## What you should do
Each line that holds the word "group" is to be identified and copied.

## Supplied data
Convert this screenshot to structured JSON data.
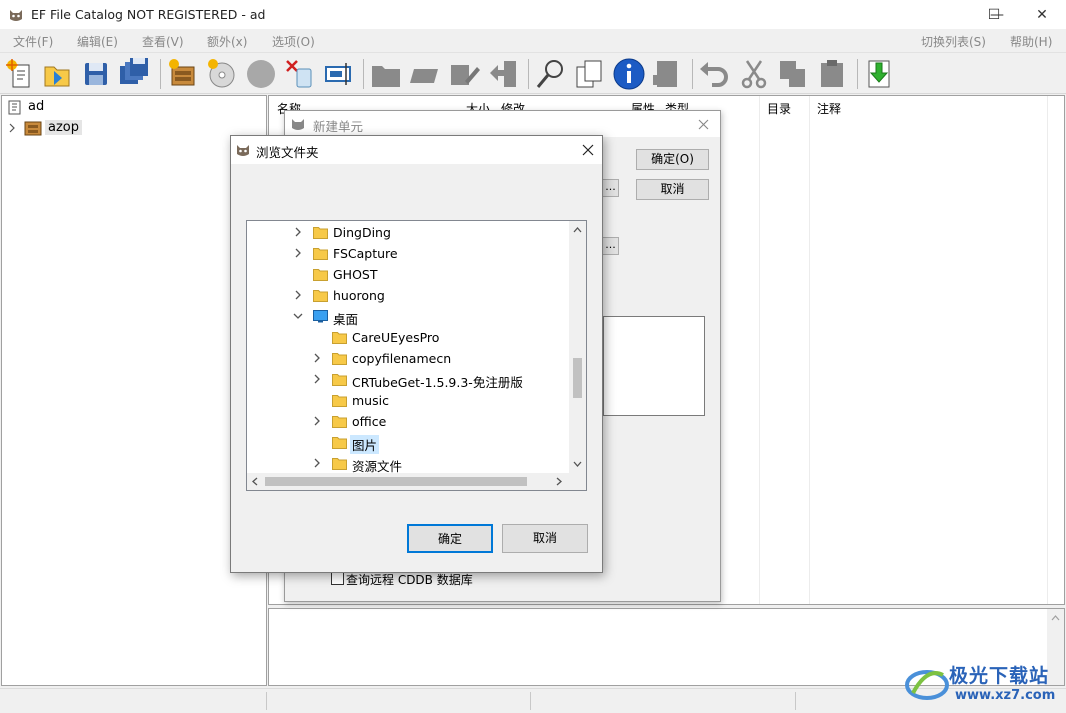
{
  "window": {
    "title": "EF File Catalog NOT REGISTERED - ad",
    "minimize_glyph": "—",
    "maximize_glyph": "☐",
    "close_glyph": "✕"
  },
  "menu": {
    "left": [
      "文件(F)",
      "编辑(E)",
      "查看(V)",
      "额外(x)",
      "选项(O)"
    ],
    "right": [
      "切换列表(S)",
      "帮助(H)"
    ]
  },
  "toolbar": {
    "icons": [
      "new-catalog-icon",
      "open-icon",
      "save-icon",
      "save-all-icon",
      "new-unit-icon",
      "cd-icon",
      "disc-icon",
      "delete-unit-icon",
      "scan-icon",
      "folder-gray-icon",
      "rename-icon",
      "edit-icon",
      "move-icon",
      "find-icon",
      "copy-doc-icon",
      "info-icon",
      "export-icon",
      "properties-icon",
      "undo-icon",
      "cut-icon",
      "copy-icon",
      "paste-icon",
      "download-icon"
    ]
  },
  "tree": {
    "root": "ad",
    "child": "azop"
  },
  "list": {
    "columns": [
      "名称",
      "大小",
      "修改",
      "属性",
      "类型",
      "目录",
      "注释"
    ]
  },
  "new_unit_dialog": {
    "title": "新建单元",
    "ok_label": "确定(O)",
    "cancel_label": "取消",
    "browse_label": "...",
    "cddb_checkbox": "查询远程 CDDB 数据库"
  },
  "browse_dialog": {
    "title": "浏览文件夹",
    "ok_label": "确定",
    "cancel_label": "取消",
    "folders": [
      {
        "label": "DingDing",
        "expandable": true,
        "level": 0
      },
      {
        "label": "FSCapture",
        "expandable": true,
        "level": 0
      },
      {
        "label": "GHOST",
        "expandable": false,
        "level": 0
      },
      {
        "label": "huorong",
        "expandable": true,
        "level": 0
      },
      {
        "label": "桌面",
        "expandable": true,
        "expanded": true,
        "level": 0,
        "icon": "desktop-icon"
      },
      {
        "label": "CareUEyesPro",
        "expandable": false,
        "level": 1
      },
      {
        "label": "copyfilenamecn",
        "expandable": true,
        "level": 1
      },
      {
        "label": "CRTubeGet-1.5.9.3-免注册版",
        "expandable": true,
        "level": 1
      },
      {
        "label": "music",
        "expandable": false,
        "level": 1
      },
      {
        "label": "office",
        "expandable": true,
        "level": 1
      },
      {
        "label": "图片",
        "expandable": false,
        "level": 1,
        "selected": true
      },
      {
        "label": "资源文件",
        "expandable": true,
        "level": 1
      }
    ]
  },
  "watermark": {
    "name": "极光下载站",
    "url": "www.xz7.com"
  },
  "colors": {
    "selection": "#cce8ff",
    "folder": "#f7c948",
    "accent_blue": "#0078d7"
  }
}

* * *

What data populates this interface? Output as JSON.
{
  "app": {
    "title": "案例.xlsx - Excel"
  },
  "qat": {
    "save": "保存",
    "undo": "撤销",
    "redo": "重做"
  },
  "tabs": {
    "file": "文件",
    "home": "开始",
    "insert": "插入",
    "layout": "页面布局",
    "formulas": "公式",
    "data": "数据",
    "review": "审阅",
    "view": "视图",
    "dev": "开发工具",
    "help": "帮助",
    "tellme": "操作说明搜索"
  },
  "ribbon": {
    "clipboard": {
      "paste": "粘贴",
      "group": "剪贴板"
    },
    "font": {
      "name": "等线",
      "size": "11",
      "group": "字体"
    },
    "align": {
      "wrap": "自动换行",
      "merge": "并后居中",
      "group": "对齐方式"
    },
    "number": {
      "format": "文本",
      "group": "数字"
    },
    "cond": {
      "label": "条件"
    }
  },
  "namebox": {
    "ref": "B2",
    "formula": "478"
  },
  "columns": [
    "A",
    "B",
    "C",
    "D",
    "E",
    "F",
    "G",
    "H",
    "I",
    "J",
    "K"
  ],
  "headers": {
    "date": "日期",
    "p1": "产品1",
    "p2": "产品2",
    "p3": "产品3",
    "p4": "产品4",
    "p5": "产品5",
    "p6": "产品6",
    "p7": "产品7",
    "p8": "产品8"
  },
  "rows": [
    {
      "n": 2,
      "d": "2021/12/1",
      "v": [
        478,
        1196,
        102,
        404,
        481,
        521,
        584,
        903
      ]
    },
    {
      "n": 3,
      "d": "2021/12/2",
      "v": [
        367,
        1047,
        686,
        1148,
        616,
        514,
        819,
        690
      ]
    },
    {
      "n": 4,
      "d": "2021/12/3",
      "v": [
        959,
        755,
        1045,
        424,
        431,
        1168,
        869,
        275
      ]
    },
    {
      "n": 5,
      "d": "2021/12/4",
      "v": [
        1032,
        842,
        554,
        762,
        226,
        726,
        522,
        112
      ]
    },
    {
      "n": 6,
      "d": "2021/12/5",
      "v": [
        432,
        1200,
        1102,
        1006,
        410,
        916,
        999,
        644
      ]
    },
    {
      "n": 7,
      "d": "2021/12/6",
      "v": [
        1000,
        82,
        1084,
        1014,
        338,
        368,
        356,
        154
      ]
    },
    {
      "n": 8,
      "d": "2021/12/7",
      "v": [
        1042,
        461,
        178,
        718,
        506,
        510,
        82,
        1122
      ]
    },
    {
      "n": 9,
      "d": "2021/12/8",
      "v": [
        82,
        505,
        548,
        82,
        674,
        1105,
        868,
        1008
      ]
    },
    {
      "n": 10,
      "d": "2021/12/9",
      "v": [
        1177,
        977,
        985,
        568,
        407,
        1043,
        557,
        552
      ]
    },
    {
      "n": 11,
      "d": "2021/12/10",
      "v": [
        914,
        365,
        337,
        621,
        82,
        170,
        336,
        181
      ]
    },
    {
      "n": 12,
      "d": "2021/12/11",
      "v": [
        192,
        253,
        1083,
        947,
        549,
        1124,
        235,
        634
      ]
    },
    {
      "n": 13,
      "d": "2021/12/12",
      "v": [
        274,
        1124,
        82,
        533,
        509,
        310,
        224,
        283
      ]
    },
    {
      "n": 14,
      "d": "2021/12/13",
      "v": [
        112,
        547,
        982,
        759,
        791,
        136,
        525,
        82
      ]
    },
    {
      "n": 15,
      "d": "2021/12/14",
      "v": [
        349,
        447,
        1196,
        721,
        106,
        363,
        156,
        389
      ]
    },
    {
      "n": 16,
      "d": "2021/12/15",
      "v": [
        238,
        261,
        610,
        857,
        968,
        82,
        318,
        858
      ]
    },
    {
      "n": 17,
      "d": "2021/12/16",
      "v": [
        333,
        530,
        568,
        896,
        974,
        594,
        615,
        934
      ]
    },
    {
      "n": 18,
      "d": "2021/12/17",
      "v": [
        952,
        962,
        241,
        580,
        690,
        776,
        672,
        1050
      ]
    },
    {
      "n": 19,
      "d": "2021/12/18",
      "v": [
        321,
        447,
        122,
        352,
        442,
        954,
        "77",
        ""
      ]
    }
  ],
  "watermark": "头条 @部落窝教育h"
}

## The reply
      "group": "剪贴板"
      "group": "字体"
      "group": "对齐方式"
      "group": "数字"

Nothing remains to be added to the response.